■ **EXTRACTED MATERIAL**
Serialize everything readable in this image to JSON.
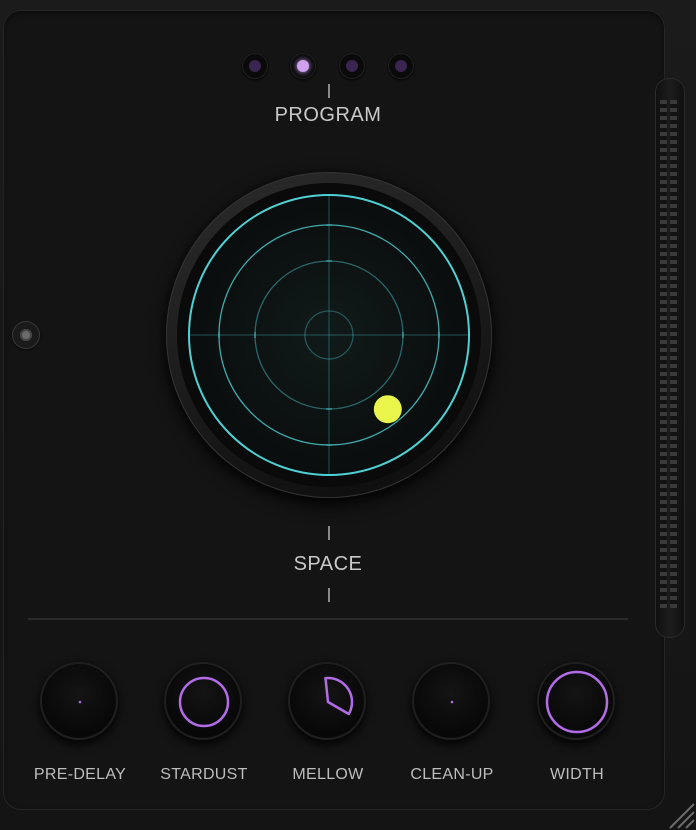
{
  "program": {
    "label": "PROGRAM",
    "slots": [
      {
        "id": 1,
        "active": false
      },
      {
        "id": 2,
        "active": true
      },
      {
        "id": 3,
        "active": false
      },
      {
        "id": 4,
        "active": false
      }
    ],
    "colors": {
      "active": "#cfa0ee",
      "inactive": "#3a2550"
    }
  },
  "space": {
    "label": "SPACE",
    "puck": {
      "x": 0.42,
      "y": -0.53
    },
    "colors": {
      "grid": "#4fd1d4",
      "puck": "#e9f54a"
    }
  },
  "knobs": [
    {
      "name": "pre-delay",
      "label": "PRE-DELAY",
      "value": 0.0
    },
    {
      "name": "stardust",
      "label": "STARDUST",
      "value": 1.0
    },
    {
      "name": "mellow",
      "label": "MELLOW",
      "value": 0.35
    },
    {
      "name": "clean-up",
      "label": "CLEAN-UP",
      "value": 0.0
    },
    {
      "name": "width",
      "label": "WIDTH",
      "value": 1.0
    }
  ],
  "accent_color": "#b26ce8",
  "icons": {
    "side_toggle": "radio-dot-icon",
    "resize": "resize-grip-icon",
    "meter": "level-meter-icon"
  }
}
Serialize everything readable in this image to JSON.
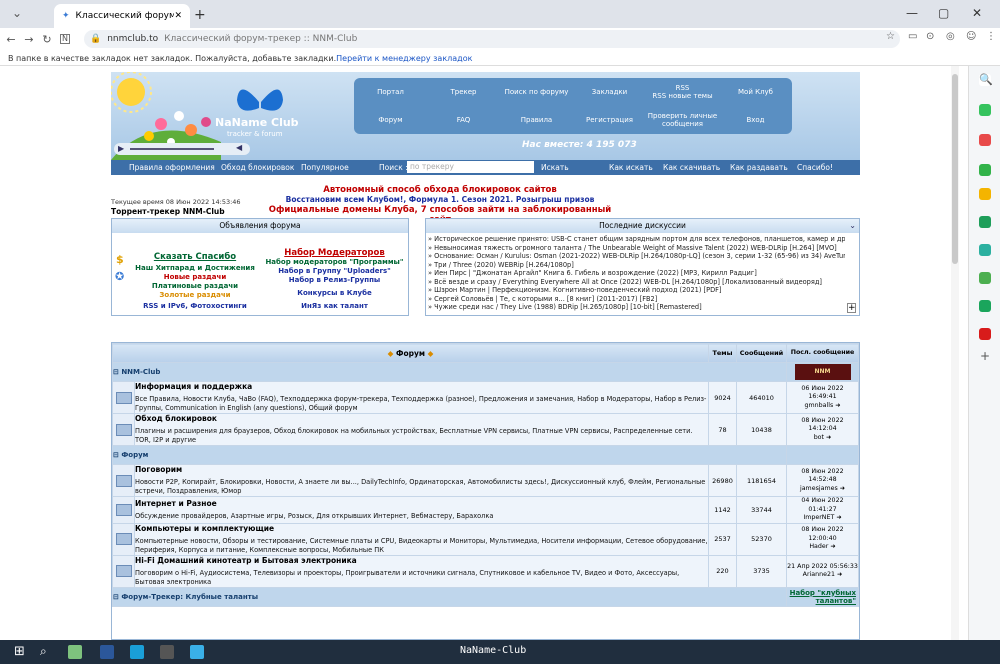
{
  "browser": {
    "tab_title": "Классический форум-трекер",
    "url": "nnmclub.to",
    "page_title": "Классический форум-трекер :: NNM-Club",
    "bookmarks_msg": "В папке в качестве закладок нет закладок. Пожалуйста, добавьте закладки.",
    "bookmarks_link": "Перейти к менеджеру закладок"
  },
  "header": {
    "logo_text": "NaName Club",
    "logo_sub": "tracker & forum",
    "online": "Нас вместе: 4 195 073",
    "nav": [
      "Портал",
      "Трекер",
      "Поиск по форуму",
      "Закладки",
      "RSS\nRSS новые темы",
      "Мой Клуб",
      "Форум",
      "FAQ",
      "Правила",
      "Регистрация",
      "Проверить личные сообщения",
      "Вход"
    ],
    "bar": {
      "rules": "Правила оформления",
      "bypass": "Обход блокировок",
      "popular": "Популярное",
      "search_label": "Поиск :",
      "search_placeholder": "по трекеру",
      "search_btn": "Искать",
      "how_search": "Как искать",
      "how_download": "Как скачивать",
      "how_seed": "Как раздавать",
      "thanks": "Спасибо!"
    }
  },
  "announce": {
    "line1": "Автономный способ обхода блокировок сайтов",
    "line2": "Восстановим всем Клубом!, Формула 1. Сезон 2021. Розыгрыш призов",
    "line3": "Официальные домены Клуба, 7 способов зайти на заблокированный сайт"
  },
  "time": "Текущее время 08 Июн 2022 14:53:46",
  "tracker_title": "Торрент-трекер NNM-Club",
  "ann_box": {
    "title": "Объявления форума",
    "left": [
      "Сказать Спасибо",
      "Наш Хитпарад и Достижения",
      "Новые раздачи",
      "Платиновые раздачи",
      "Золотые раздачи",
      "RSS и IPv6, Фотохостинги"
    ],
    "right": [
      "Набор Модераторов",
      "Набор модераторов \"Программы\"",
      "Набор в Группу \"Uploaders\"",
      "Набор в Релиз-Группы",
      "Конкурсы в Клубе",
      "ИнЯз как талант"
    ]
  },
  "disc_box": {
    "title": "Последние дискуссии",
    "items": [
      "Историческое решение принято: USB-C станет общим зарядным портом для всех телефонов, планшетов, камер и других гаджетов в ЕС",
      "Невыносимая тяжесть огромного таланта / The Unbearable Weight of Massive Talent (2022) WEB-DLRip [H.264] [MVO]",
      "Основание: Осман / Kurulus: Osman (2021-2022) WEB-DLRip [H.264/1080p-LQ] (сезон 3, серии 1-32 (65-96) из 34) AveTurk (обновляемая)",
      "Три / Three (2020) WEBRip [H.264/1080p]",
      "Йен Пирс | \"Джонатан Аргайл\" Книга 6. Гибель и возрождение (2022) [MP3, Кирилл Радциг]",
      "Всё везде и сразу / Everything Everywhere All at Once (2022) WEB-DL [H.264/1080p] [Локализованный видеоряд]",
      "Шзрон Мартин | Перфекционизм. Когнитивно-поведенческий подход (2021) [PDF]",
      "Сергей Соловьёв | Те, с которыми я... [8 книг] (2011-2017) [FB2]",
      "Чужие среди нас / They Live (1988) BDRip [H.265/1080p] [10-bit] [Remastered]"
    ]
  },
  "forum": {
    "cols": [
      "Форум",
      "Темы",
      "Сообщений",
      "Посл. сообщение"
    ],
    "cats": [
      {
        "name": "NNM-Club",
        "rows": [
          {
            "title": "Информация и поддержка",
            "subs": "Все Правила, Новости Клуба, ЧаВо (FAQ), Техподдержка форум-трекера, Техподдержка (разное), Предложения и замечания, Набор в Модераторы, Набор в Релиз-Группы, Communication in English (any questions), Общий форум",
            "topics": "9024",
            "posts": "464010",
            "date": "06 Июн 2022 16:49:41",
            "user": "gmnballs"
          },
          {
            "title": "Обход блокировок",
            "subs": "Плагины и расширения для браузеров, Обход блокировок на мобильных устройствах, Бесплатные VPN сервисы, Платные VPN сервисы, Распределенные сети. TOR, I2P и другие",
            "topics": "78",
            "posts": "10438",
            "date": "08 Июн 2022 14:12:04",
            "user": "bot"
          }
        ]
      },
      {
        "name": "Форум",
        "rows": [
          {
            "title": "Поговорим",
            "subs": "Новости P2P, Копирайт, Блокировки, Новости, А знаете ли вы..., DailyTechInfo, Ординаторская, Автомобилисты здесь!, Дискуссионный клуб, Флейм, Региональные встречи, Поздравления, Юмор",
            "topics": "26980",
            "posts": "1181654",
            "date": "08 Июн 2022 14:52:48",
            "user": "jamesjames"
          },
          {
            "title": "Интернет и Разное",
            "subs": "Обсуждение провайдеров, Азартные игры, Розыск, Для открывших Интернет, Вебмастеру, Барахолка",
            "topics": "1142",
            "posts": "33744",
            "date": "04 Июн 2022 01:41:27",
            "user": "ImperNET"
          },
          {
            "title": "Компьютеры и комплектующие",
            "subs": "Компьютерные новости, Обзоры и тестирование, Системные платы и CPU, Видеокарты и Мониторы, Мультимедиа, Носители информации, Сетевое оборудование, Периферия, Корпуса и питание, Комплексные вопросы, Мобильные ПК",
            "topics": "2537",
            "posts": "52370",
            "date": "08 Июн 2022 12:00:40",
            "user": "Hader"
          },
          {
            "title": "Hi-Fi Домашний кинотеатр и Бытовая электроника",
            "subs": "Поговорим о Hi-Fi, Аудиосистема, Телевизоры и проекторы, Проигрыватели и источники сигнала, Спутниковое и кабельное TV, Видео и Фото, Аксессуары, Бытовая электроника",
            "topics": "220",
            "posts": "3735",
            "date": "21 Апр 2022 05:56:33",
            "user": "Arianne21"
          }
        ]
      },
      {
        "name": "Форум-Трекер: Клубные таланты",
        "link": "Набор \"клубных талантов\"",
        "rows": []
      }
    ]
  },
  "taskbar": {
    "title": "NaName-Club"
  },
  "colors": {
    "accent": "#3d6fa8",
    "red": "#c00000",
    "green": "#006633"
  }
}
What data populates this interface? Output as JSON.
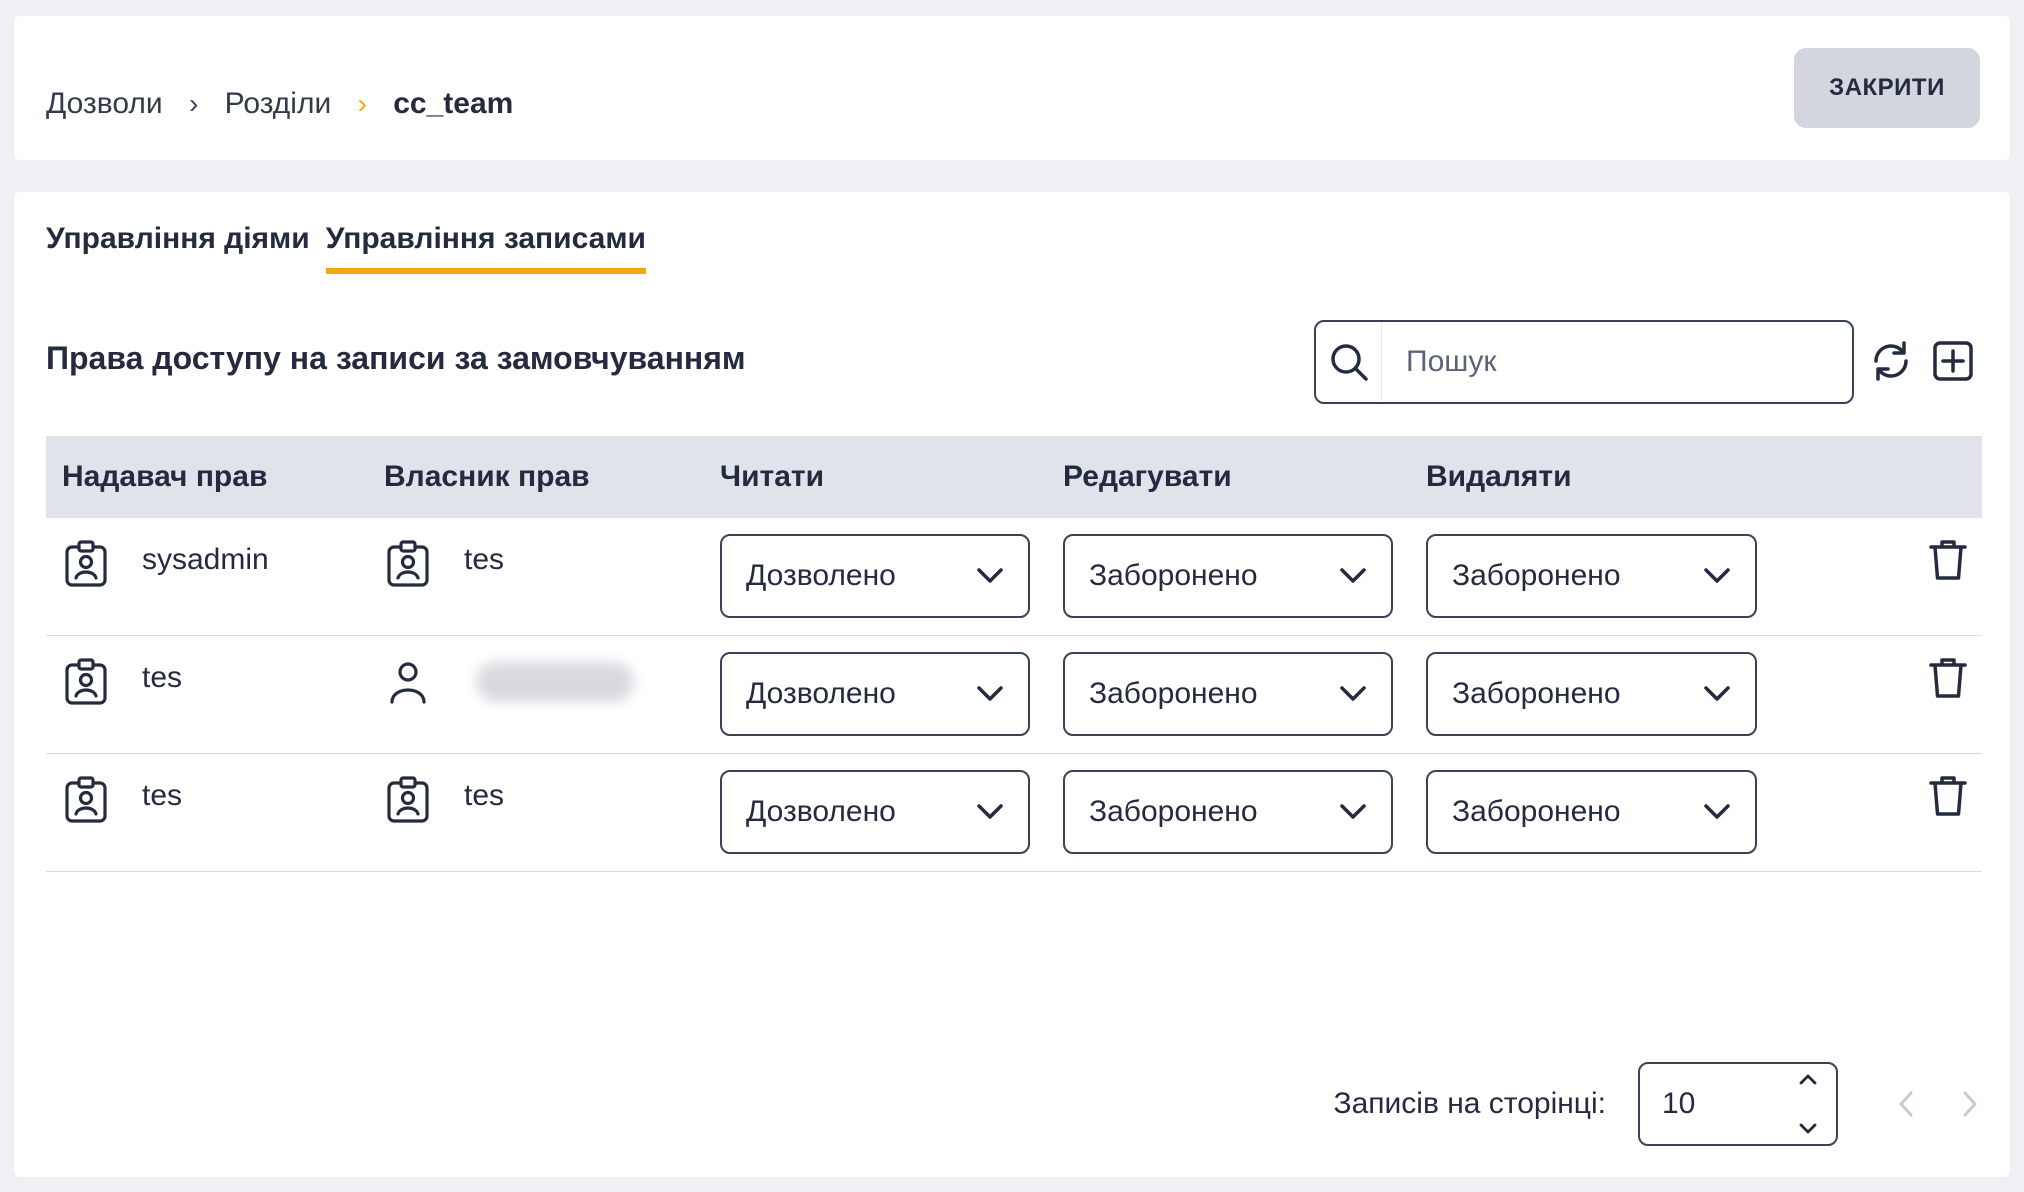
{
  "breadcrumb": {
    "items": [
      "Дозволи",
      "Розділи",
      "cc_team"
    ],
    "separator": "›"
  },
  "header": {
    "close_label": "ЗАКРИТИ"
  },
  "tabs": [
    {
      "label": "Управління діями",
      "active": false
    },
    {
      "label": "Управління записами",
      "active": true
    }
  ],
  "section": {
    "title": "Права доступу на записи за замовчуванням"
  },
  "search": {
    "placeholder": "Пошук",
    "value": ""
  },
  "table": {
    "headers": [
      "Надавач прав",
      "Власник прав",
      "Читати",
      "Редагувати",
      "Видаляти"
    ],
    "rows": [
      {
        "grantor": "sysadmin",
        "grantor_icon": "role-badge-icon",
        "owner": "tes",
        "owner_icon": "role-badge-icon",
        "read": "Дозволено",
        "edit": "Заборонено",
        "delete": "Заборонено"
      },
      {
        "grantor": "tes",
        "grantor_icon": "role-badge-icon",
        "owner": "",
        "owner_icon": "user-icon",
        "read": "Дозволено",
        "edit": "Заборонено",
        "delete": "Заборонено"
      },
      {
        "grantor": "tes",
        "grantor_icon": "role-badge-icon",
        "owner": "tes",
        "owner_icon": "role-badge-icon",
        "read": "Дозволено",
        "edit": "Заборонено",
        "delete": "Заборонено"
      }
    ]
  },
  "pagination": {
    "per_page_label": "Записів на сторінці:",
    "per_page_value": "10"
  },
  "colors": {
    "accent": "#f3a712",
    "text": "#252b3f",
    "header_bg": "#e1e3eb",
    "close_button_bg": "#d3d6df",
    "page_bg": "#eff0f4"
  }
}
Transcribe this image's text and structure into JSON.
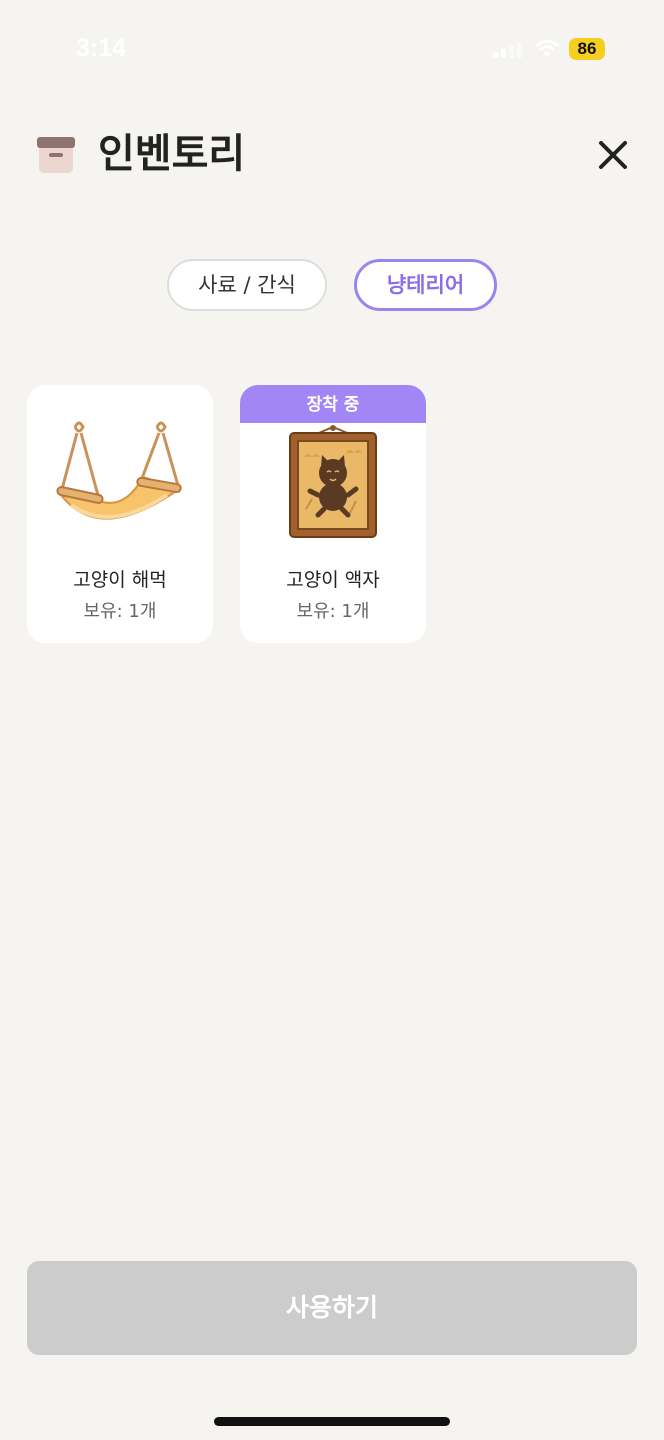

■ **AIM**
Report only the number of lines that hold the string "Релиз" in this listing.

■ **RESULT FOR THIS EXERCISE**
2